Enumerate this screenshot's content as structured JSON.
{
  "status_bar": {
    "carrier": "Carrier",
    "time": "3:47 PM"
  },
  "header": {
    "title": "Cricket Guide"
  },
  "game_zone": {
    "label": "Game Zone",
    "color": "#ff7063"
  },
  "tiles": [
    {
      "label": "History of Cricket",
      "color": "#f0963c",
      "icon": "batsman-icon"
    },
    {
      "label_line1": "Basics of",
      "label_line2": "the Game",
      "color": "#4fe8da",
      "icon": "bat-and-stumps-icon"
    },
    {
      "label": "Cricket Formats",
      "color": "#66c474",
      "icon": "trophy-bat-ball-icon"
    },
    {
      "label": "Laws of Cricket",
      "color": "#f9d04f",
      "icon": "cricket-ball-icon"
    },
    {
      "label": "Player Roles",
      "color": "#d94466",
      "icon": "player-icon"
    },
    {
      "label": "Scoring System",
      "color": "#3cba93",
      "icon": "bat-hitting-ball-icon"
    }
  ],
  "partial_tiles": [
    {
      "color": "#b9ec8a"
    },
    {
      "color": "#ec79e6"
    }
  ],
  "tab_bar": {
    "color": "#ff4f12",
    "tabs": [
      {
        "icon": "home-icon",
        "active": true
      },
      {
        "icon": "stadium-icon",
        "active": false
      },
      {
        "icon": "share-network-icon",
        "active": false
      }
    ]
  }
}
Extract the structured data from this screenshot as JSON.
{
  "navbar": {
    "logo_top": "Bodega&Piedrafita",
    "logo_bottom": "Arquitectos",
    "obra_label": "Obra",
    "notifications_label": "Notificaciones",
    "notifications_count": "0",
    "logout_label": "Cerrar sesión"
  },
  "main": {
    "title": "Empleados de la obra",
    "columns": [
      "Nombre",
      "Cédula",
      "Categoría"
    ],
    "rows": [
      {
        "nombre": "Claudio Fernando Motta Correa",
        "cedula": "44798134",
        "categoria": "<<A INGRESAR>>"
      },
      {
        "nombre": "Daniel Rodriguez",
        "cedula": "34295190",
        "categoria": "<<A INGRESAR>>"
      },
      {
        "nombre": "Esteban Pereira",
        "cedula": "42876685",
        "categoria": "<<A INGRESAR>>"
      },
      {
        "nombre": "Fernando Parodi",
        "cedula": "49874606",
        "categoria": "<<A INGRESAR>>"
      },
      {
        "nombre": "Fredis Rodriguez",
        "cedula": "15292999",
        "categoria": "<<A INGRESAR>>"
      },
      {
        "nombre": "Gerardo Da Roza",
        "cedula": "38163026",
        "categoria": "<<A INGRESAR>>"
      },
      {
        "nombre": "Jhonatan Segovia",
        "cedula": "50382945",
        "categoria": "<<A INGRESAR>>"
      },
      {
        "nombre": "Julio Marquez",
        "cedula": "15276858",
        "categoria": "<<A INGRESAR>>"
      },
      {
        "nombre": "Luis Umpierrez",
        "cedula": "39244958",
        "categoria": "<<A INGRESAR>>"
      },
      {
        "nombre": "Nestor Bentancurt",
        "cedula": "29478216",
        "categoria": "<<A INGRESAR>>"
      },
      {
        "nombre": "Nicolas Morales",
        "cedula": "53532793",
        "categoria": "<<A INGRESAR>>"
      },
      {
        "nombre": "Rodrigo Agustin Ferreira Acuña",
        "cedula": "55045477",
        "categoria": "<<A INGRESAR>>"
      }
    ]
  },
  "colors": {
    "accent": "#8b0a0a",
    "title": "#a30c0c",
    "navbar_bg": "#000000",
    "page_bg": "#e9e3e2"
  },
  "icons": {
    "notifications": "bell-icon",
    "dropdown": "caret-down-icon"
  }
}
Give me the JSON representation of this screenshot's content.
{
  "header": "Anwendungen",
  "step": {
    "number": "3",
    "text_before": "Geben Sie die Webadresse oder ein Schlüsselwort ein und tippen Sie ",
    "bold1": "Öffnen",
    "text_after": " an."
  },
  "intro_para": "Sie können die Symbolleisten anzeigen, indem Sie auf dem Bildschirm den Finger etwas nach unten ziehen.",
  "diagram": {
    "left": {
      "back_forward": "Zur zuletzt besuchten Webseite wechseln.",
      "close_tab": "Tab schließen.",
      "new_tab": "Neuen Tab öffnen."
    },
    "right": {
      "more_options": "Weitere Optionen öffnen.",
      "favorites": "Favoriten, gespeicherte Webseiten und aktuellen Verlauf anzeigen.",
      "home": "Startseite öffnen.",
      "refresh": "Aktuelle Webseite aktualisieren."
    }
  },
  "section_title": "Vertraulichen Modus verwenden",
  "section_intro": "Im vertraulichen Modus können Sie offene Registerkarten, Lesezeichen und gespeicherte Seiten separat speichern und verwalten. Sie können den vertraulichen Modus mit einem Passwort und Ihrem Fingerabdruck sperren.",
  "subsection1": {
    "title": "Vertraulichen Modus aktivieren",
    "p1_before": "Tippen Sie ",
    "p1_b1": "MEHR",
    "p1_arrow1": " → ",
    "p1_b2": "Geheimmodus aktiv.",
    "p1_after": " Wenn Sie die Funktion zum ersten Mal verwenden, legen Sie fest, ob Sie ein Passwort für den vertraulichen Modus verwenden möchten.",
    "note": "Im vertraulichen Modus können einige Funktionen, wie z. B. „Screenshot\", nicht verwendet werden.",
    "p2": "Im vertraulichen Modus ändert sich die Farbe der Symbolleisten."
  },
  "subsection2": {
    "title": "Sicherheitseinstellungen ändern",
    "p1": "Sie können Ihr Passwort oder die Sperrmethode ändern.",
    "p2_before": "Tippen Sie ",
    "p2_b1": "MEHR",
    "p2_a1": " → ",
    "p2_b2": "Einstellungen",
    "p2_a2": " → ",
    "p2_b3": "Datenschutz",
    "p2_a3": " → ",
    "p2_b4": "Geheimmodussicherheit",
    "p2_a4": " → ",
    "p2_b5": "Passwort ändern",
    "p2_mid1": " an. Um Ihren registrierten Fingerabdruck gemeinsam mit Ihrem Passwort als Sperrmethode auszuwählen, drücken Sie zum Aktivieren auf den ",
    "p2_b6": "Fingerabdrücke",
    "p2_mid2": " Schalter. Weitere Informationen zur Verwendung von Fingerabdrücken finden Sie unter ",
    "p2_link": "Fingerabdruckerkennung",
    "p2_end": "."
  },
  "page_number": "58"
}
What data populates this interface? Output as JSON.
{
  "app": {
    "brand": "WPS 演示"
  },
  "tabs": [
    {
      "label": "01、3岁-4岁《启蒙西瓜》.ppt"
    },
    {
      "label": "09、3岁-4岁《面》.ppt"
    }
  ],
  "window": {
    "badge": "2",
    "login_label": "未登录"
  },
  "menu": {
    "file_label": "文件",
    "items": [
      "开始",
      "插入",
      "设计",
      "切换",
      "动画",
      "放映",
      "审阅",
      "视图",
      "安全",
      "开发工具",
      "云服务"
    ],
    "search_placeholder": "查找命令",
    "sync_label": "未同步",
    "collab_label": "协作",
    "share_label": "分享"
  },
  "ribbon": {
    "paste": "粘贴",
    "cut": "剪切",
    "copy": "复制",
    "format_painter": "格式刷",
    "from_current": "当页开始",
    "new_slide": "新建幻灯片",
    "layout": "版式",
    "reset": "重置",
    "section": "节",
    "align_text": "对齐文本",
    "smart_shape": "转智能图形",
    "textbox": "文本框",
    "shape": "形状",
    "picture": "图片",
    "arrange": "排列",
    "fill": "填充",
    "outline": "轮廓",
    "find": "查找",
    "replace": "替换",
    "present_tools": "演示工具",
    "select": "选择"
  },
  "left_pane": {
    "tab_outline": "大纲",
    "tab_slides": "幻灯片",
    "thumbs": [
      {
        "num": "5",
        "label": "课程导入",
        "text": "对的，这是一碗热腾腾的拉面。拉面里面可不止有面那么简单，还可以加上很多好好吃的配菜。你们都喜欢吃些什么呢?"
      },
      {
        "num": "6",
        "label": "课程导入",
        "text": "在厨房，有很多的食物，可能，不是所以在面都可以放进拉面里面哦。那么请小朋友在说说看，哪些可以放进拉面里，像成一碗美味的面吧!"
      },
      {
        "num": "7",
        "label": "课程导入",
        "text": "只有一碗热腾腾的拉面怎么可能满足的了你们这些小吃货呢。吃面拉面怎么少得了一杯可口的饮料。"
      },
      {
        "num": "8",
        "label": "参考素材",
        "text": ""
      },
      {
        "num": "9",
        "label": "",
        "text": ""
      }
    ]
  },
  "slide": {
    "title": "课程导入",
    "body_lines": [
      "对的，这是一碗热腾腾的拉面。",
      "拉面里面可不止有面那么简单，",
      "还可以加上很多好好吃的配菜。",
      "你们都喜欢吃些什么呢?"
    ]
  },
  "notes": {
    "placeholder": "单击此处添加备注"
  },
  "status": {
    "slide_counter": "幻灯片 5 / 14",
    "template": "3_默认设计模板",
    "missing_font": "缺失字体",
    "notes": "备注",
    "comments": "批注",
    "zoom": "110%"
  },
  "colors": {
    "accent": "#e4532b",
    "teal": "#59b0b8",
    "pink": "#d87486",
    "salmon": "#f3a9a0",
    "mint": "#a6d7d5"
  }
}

- **Task statement**: Read through the entries and copy each line in which "Fernando" appears.

- **Solution for this task**:
        "nombre": "Claudio Fernando Motta Correa",
        "nombre": "Fernando Parodi",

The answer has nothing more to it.